> [Short task]: Filter the listing and keep only the lines with the word "铁路交通安全".

> [Data to use]:
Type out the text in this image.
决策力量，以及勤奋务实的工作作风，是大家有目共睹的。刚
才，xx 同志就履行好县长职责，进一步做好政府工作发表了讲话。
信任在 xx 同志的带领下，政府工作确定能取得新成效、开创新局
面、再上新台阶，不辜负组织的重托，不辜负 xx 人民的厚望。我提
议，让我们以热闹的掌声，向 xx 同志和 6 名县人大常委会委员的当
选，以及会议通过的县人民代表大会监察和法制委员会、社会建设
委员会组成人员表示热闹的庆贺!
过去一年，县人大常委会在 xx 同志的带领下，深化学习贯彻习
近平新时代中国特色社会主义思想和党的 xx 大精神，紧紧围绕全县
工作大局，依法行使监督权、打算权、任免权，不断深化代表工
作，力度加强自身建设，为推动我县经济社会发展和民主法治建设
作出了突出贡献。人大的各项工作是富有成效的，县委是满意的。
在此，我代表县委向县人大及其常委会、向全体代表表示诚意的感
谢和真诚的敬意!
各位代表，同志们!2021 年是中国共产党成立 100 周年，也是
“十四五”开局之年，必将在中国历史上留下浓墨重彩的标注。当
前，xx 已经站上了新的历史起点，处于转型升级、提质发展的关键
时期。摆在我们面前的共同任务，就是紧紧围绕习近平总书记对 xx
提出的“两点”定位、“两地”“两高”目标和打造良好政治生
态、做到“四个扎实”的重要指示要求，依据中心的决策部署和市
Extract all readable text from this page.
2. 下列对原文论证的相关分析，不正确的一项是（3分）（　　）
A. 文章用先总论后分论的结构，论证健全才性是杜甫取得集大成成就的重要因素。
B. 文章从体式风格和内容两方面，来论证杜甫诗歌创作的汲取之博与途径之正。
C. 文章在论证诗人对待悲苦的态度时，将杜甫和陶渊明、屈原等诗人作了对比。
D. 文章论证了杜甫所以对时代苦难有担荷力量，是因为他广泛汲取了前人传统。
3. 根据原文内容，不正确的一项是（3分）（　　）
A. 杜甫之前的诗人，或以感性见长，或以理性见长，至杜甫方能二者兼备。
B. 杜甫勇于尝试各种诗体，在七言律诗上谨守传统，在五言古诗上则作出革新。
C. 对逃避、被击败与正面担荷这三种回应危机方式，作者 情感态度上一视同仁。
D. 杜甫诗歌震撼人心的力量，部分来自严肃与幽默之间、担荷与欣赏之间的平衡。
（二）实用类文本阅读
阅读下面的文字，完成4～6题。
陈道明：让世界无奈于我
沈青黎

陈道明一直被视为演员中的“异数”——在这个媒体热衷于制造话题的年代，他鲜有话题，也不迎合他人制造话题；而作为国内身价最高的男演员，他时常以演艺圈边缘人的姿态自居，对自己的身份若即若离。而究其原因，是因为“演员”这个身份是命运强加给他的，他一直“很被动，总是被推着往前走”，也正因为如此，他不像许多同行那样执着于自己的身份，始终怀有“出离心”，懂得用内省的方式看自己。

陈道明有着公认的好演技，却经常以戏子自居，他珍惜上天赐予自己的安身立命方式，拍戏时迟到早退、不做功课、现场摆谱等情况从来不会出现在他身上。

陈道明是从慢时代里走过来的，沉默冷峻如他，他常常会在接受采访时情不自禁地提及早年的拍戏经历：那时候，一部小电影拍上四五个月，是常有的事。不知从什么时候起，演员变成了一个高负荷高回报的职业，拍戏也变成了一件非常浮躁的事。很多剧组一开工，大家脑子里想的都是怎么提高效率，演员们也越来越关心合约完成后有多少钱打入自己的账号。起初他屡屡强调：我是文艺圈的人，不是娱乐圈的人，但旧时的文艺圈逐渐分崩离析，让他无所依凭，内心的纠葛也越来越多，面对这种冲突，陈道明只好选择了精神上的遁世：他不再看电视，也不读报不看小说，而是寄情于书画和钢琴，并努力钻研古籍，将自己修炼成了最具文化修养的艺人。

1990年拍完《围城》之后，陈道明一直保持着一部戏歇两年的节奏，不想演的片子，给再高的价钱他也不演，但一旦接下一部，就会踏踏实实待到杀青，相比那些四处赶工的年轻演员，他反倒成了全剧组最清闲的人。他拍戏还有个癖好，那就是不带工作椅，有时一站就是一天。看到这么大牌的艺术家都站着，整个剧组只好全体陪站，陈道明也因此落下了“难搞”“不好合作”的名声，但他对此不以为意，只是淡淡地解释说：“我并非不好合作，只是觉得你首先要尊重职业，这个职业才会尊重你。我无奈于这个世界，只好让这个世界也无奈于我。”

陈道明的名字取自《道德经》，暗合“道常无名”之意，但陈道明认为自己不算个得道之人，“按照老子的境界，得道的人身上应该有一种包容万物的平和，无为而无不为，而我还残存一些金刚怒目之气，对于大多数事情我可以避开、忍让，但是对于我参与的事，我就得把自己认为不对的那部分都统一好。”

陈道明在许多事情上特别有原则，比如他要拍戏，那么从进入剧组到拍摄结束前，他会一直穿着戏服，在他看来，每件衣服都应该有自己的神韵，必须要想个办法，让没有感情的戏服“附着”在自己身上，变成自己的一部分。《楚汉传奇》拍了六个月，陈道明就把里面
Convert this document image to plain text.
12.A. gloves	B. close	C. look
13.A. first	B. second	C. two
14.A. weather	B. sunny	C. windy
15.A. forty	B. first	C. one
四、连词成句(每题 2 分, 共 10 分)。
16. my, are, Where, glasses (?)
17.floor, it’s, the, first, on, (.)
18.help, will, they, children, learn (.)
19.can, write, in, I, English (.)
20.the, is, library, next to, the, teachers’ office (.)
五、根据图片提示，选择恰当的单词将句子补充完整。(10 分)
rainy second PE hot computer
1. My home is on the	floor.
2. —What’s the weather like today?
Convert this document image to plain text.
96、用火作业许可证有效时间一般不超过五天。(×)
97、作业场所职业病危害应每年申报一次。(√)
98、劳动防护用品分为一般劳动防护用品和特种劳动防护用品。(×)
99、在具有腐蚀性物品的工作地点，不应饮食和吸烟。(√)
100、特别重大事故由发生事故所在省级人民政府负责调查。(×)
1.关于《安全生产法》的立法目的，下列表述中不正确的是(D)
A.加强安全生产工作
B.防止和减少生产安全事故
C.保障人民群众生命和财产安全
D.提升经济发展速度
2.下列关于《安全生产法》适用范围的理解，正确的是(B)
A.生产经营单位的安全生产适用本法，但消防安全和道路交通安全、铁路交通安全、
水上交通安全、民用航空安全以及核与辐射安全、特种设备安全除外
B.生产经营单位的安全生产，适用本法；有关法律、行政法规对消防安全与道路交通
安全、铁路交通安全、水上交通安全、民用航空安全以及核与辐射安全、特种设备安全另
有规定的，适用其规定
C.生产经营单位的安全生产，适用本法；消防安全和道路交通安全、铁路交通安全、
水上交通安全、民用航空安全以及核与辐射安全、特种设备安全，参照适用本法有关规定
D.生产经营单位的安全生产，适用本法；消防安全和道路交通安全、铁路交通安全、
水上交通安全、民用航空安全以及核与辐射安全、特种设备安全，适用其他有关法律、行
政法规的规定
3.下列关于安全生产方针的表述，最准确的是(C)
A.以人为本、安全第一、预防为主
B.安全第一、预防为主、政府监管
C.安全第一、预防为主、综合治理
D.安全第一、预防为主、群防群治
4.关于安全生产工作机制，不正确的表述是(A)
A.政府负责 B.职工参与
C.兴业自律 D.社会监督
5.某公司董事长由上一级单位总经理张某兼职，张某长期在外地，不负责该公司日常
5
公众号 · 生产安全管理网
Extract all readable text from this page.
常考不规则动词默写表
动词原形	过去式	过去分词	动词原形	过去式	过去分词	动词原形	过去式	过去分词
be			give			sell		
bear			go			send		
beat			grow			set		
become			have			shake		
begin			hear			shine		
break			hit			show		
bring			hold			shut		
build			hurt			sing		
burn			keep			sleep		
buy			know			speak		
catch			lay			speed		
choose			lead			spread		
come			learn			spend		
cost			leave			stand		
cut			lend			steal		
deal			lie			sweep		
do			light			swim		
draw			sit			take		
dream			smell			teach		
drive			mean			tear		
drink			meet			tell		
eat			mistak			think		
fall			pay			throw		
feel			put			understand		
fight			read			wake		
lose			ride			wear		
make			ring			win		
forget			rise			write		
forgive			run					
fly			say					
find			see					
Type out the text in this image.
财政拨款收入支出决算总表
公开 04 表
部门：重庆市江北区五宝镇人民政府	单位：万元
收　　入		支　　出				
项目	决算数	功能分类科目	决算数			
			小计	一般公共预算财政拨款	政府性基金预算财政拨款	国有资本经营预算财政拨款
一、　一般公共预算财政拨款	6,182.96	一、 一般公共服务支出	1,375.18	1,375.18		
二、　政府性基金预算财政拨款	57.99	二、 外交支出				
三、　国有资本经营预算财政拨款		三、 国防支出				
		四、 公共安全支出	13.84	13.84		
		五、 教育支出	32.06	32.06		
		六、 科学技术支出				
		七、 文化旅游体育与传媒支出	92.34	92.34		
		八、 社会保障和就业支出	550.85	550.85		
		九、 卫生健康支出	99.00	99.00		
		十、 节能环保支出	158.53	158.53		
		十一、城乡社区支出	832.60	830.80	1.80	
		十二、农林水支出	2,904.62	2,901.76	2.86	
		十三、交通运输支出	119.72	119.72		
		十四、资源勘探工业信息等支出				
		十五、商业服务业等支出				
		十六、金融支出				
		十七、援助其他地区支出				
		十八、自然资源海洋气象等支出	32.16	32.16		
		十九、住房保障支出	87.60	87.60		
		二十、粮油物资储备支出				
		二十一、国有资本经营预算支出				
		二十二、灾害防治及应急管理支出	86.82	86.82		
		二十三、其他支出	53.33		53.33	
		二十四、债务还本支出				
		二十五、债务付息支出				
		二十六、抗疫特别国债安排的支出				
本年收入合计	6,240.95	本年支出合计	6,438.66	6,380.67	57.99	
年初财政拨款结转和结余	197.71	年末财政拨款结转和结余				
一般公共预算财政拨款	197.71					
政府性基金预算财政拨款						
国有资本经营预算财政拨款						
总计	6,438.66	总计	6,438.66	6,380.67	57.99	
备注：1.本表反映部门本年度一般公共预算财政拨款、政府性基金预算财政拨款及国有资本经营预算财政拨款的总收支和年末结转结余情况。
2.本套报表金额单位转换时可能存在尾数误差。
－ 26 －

> [Result below]:
A.生产经营单位的安全生产适用本法，但消防安全和道路交通安全、铁路交通安全、
安全、铁路交通安全、水上交通安全、民用航空安全以及核与辐射安全、特种设备安全另
C.生产经营单位的安全生产，适用本法；消防安全和道路交通安全、铁路交通安全、
D.生产经营单位的安全生产，适用本法；消防安全和道路交通安全、铁路交通安全、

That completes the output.